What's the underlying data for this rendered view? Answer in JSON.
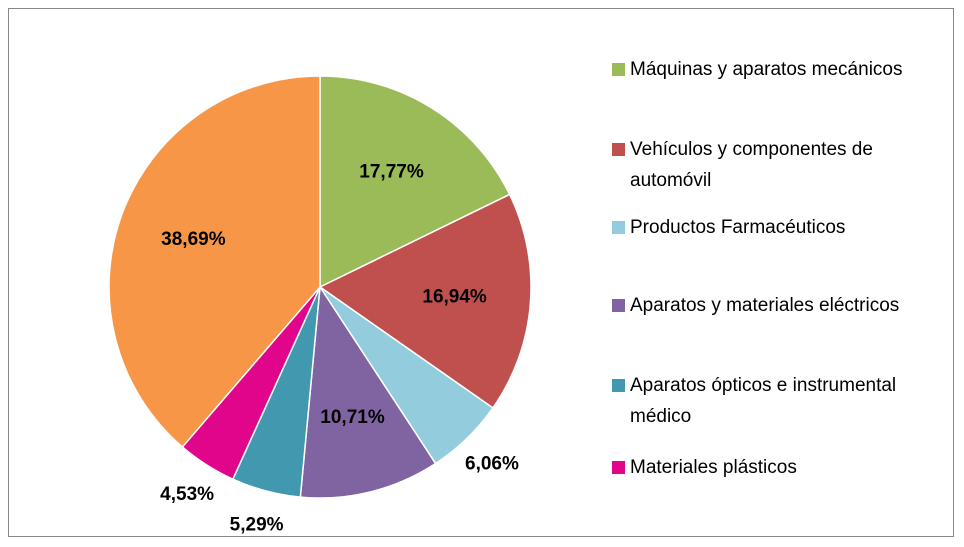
{
  "chart_data": {
    "type": "pie",
    "categories": [
      "Máquinas y aparatos mecánicos",
      "Vehículos y componentes de automóvil",
      "Productos Farmacéuticos",
      "Aparatos y materiales eléctricos",
      "Aparatos ópticos e instrumental médico",
      "Materiales plásticos",
      null
    ],
    "values": [
      17.77,
      16.94,
      6.06,
      10.71,
      5.29,
      4.53,
      38.69
    ],
    "value_labels": [
      "17,77%",
      "16,94%",
      "6,06%",
      "10,71%",
      "5,29%",
      "4,53%",
      "38,69%"
    ],
    "colors": [
      "#9bbb59",
      "#c0504d",
      "#93cddd",
      "#8064a2",
      "#4198af",
      "#e0058a",
      "#f79646"
    ]
  }
}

-------------------------

Directions |
Extract all the entries word for word; omit any pictures.

Result |
What's the underlying data for this rendered view? Answer in JSON.
{
  "chart_data": {
    "type": "pie",
    "categories": [
      "Máquinas y aparatos mecánicos",
      "Vehículos y componentes de automóvil",
      "Productos Farmacéuticos",
      "Aparatos y materiales eléctricos",
      "Aparatos ópticos e instrumental médico",
      "Materiales plásticos",
      null
    ],
    "values": [
      17.77,
      16.94,
      6.06,
      10.71,
      5.29,
      4.53,
      38.69
    ],
    "value_labels": [
      "17,77%",
      "16,94%",
      "6,06%",
      "10,71%",
      "5,29%",
      "4,53%",
      "38,69%"
    ],
    "colors": [
      "#9bbb59",
      "#c0504d",
      "#93cddd",
      "#8064a2",
      "#4198af",
      "#e0058a",
      "#f79646"
    ]
  }
}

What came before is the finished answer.